**Objective**. Only the number is wanted: count the lines that include the word "Tinggi".

★ ★ ★ ★ ★ ★ ★

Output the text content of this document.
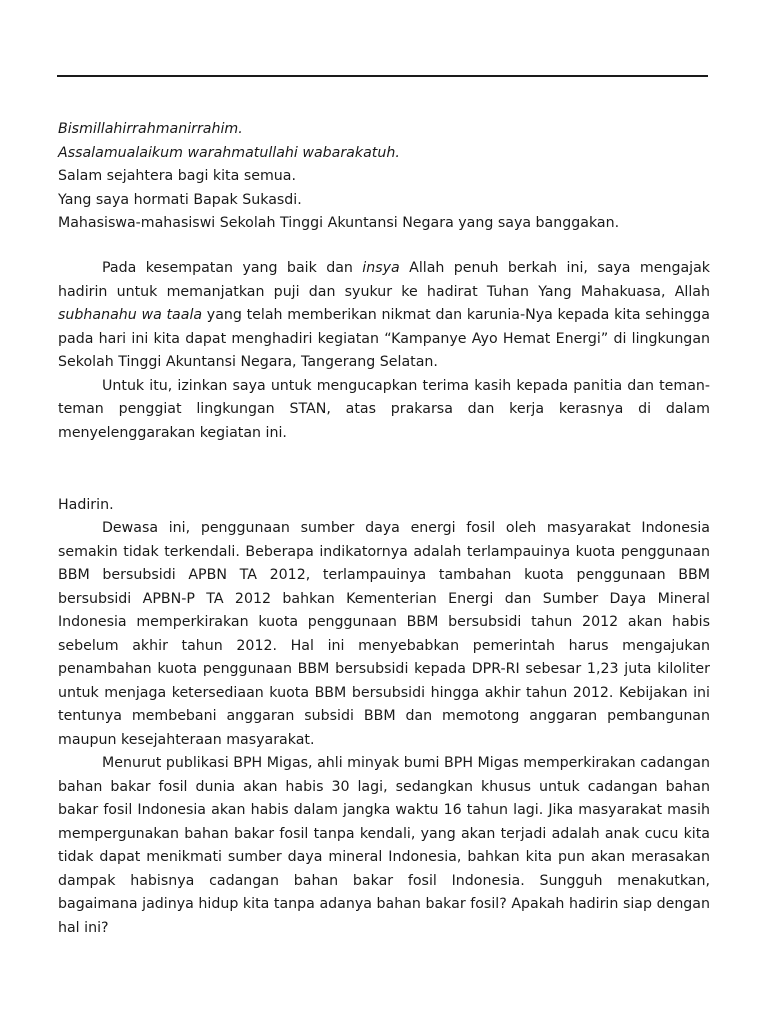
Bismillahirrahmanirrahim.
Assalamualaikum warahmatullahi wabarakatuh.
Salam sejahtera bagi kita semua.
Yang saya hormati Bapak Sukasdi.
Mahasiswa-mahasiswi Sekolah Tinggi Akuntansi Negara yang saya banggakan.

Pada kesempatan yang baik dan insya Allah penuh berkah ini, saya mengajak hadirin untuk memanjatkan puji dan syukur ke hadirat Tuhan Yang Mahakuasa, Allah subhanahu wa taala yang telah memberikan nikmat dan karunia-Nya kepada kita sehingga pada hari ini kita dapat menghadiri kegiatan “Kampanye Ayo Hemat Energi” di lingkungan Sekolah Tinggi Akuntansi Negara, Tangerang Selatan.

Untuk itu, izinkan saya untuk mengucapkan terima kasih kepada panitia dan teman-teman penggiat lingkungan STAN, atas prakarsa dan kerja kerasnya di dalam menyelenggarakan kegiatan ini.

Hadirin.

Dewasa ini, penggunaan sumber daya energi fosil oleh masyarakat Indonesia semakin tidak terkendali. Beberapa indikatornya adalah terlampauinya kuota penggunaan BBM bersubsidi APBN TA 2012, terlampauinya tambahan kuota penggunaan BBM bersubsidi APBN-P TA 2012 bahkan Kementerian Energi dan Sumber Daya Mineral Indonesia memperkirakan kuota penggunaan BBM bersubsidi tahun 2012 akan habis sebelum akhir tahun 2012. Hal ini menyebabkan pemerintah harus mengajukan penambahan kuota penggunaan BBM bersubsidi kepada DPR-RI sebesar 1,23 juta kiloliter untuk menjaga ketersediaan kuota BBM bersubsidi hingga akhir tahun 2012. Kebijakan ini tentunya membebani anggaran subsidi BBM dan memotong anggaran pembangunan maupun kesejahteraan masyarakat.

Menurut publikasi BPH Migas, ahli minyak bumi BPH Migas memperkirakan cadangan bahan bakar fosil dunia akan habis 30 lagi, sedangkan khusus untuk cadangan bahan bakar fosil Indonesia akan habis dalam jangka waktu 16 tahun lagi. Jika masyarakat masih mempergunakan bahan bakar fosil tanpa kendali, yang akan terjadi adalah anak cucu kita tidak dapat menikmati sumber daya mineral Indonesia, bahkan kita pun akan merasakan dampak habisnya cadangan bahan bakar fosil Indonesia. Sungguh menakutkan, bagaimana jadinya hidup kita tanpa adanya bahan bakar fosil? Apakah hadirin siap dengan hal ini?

★ ★ ★ ★ ★ ★ ★

**Response for this exercise**. 2